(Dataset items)
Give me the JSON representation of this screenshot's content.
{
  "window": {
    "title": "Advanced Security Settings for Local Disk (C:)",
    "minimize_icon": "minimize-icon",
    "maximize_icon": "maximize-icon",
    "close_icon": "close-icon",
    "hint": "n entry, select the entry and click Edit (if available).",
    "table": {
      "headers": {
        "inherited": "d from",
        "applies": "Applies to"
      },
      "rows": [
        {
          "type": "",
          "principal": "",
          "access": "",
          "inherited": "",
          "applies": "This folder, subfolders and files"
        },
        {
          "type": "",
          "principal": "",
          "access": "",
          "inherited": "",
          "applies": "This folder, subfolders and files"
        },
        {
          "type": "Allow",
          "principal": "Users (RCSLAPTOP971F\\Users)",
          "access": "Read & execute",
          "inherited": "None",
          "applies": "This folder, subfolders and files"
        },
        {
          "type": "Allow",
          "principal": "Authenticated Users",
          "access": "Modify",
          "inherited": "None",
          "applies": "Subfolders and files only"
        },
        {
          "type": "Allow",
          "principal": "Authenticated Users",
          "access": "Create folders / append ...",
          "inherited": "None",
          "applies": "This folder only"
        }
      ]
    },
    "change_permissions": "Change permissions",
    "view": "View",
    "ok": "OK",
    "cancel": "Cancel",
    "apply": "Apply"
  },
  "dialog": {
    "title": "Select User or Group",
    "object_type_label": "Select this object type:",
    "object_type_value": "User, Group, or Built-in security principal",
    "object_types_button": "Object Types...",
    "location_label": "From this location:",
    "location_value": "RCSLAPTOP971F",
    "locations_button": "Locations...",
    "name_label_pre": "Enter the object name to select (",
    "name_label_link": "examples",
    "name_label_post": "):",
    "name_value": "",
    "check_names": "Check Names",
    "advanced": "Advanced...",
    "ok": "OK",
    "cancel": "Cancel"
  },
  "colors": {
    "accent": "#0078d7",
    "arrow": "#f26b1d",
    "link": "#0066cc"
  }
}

(Objective) Every entry above needs to be quoted exactly.

(Final result)
Give me the JSON representation of this screenshot's content.
{
  "window": {
    "title": "Advanced Security Settings for Local Disk (C:)",
    "minimize_icon": "minimize-icon",
    "maximize_icon": "maximize-icon",
    "close_icon": "close-icon",
    "hint": "n entry, select the entry and click Edit (if available).",
    "table": {
      "headers": {
        "inherited": "d from",
        "applies": "Applies to"
      },
      "rows": [
        {
          "type": "",
          "principal": "",
          "access": "",
          "inherited": "",
          "applies": "This folder, subfolders and files"
        },
        {
          "type": "",
          "principal": "",
          "access": "",
          "inherited": "",
          "applies": "This folder, subfolders and files"
        },
        {
          "type": "Allow",
          "principal": "Users (RCSLAPTOP971F\\Users)",
          "access": "Read & execute",
          "inherited": "None",
          "applies": "This folder, subfolders and files"
        },
        {
          "type": "Allow",
          "principal": "Authenticated Users",
          "access": "Modify",
          "inherited": "None",
          "applies": "Subfolders and files only"
        },
        {
          "type": "Allow",
          "principal": "Authenticated Users",
          "access": "Create folders / append ...",
          "inherited": "None",
          "applies": "This folder only"
        }
      ]
    },
    "change_permissions": "Change permissions",
    "view": "View",
    "ok": "OK",
    "cancel": "Cancel",
    "apply": "Apply"
  },
  "dialog": {
    "title": "Select User or Group",
    "object_type_label": "Select this object type:",
    "object_type_value": "User, Group, or Built-in security principal",
    "object_types_button": "Object Types...",
    "location_label": "From this location:",
    "location_value": "RCSLAPTOP971F",
    "locations_button": "Locations...",
    "name_label_pre": "Enter the object name to select (",
    "name_label_link": "examples",
    "name_label_post": "):",
    "name_value": "",
    "check_names": "Check Names",
    "advanced": "Advanced...",
    "ok": "OK",
    "cancel": "Cancel"
  },
  "colors": {
    "accent": "#0078d7",
    "arrow": "#f26b1d",
    "link": "#0066cc"
  }
}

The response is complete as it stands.